(Dataset entries)
## Start
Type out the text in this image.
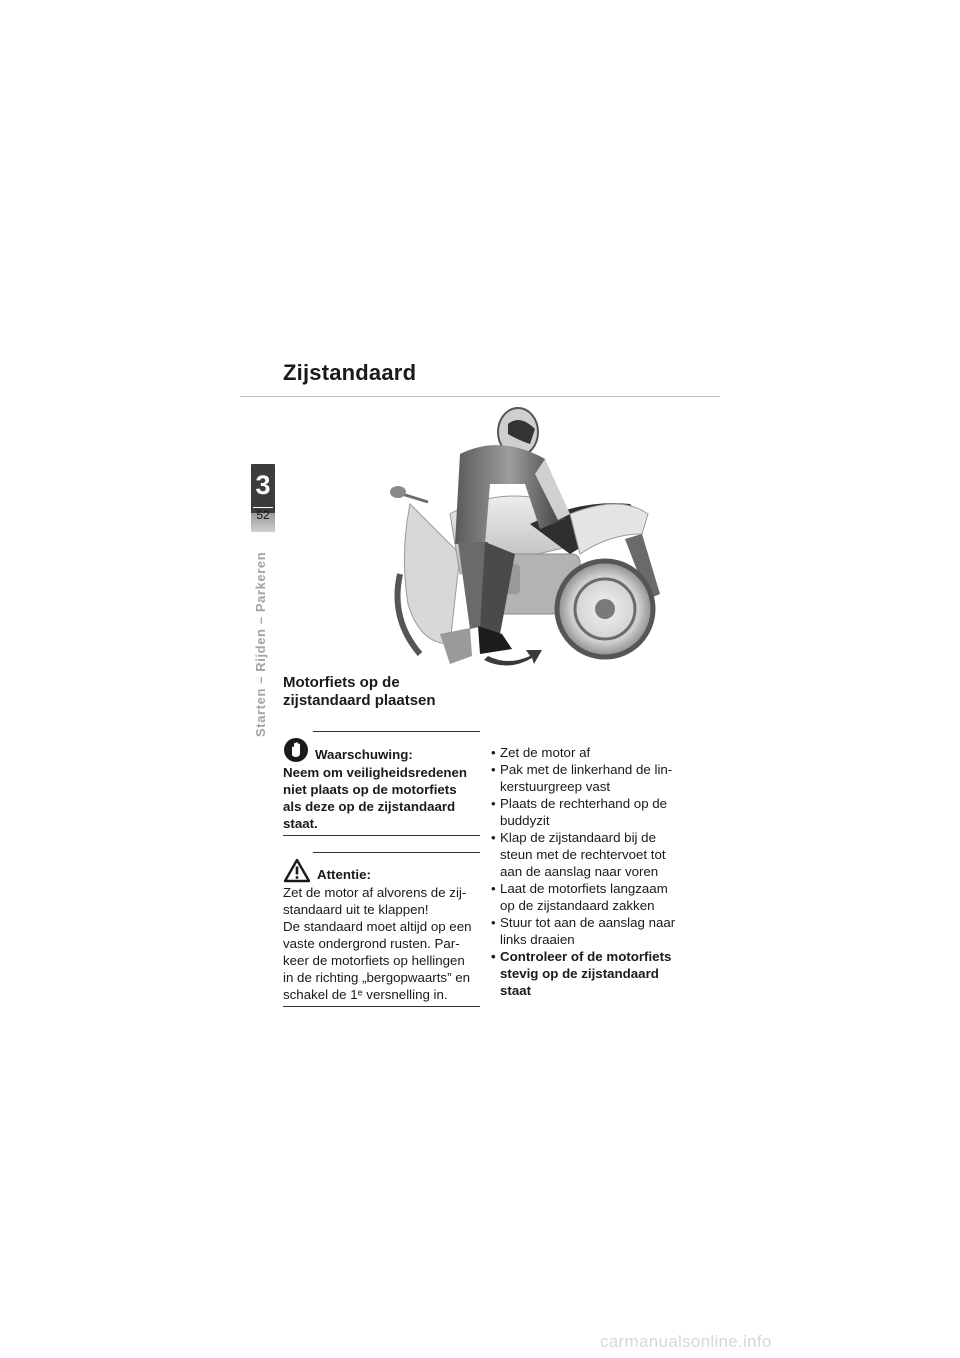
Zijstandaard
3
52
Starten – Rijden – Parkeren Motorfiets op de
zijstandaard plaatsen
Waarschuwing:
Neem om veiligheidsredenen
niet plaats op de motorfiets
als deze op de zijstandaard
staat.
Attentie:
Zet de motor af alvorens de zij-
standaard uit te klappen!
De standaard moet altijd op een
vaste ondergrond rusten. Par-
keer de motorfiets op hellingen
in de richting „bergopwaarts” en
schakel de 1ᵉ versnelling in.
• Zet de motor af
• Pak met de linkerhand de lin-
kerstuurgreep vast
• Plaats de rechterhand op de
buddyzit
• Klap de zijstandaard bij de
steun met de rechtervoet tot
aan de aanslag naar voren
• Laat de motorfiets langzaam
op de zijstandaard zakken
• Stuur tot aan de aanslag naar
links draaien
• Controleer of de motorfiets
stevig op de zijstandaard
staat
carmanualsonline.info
## End
## Start
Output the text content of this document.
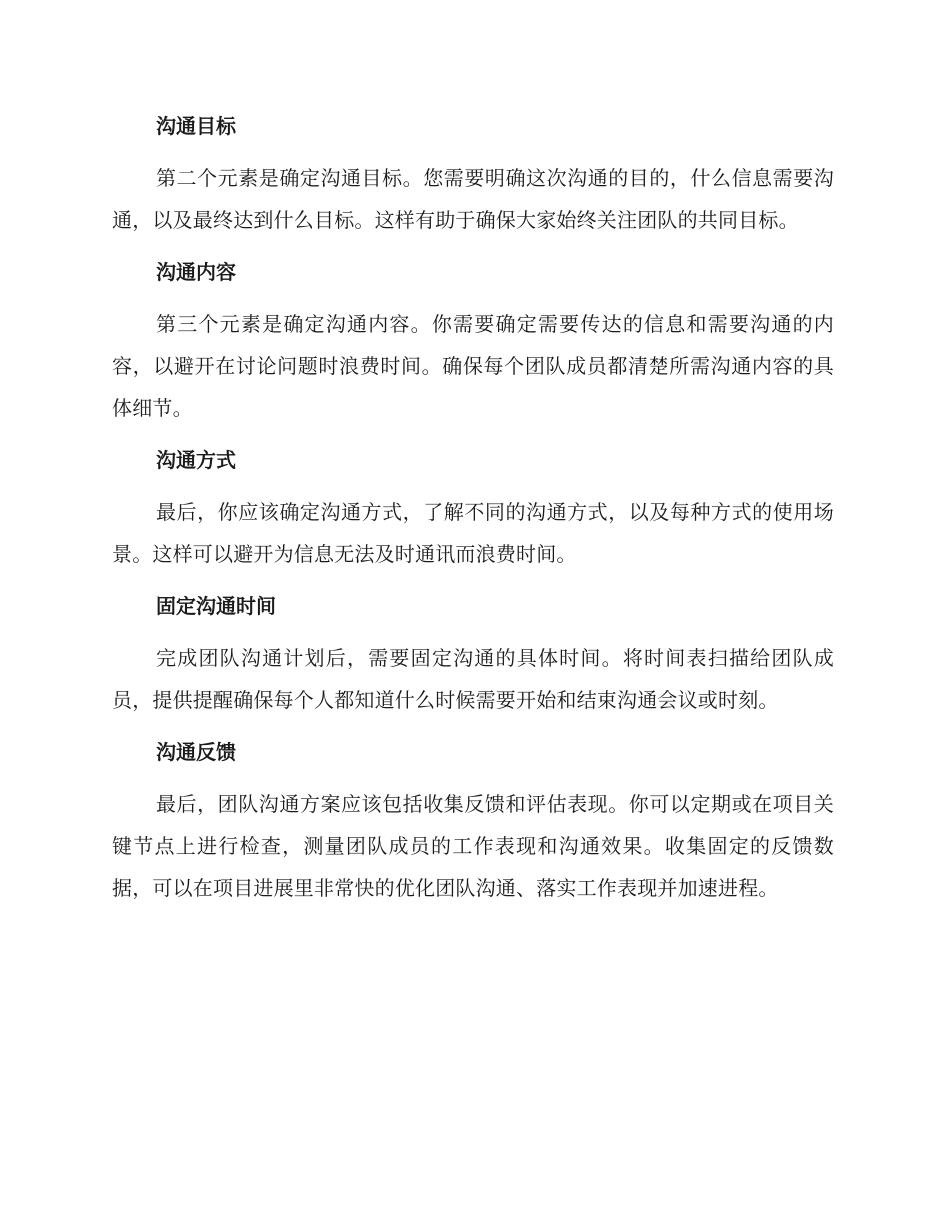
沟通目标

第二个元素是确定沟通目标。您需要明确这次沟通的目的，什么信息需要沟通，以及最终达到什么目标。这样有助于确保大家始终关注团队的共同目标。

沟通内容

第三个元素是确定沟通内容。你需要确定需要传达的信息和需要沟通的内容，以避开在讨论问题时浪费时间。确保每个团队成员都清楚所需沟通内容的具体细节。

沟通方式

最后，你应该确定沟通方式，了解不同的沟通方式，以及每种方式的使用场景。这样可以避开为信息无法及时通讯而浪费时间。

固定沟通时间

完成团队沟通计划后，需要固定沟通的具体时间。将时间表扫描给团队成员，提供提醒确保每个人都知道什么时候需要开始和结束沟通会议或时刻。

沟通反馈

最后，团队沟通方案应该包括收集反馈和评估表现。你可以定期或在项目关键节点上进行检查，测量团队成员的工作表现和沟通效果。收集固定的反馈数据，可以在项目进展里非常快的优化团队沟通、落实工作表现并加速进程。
## End
§ **Description of the task**: Point out every line holding the string "aanslag" and copy it.

§ **Exercise result**:
aan de aanslag naar voren
• Stuur tot aan de aanslag naar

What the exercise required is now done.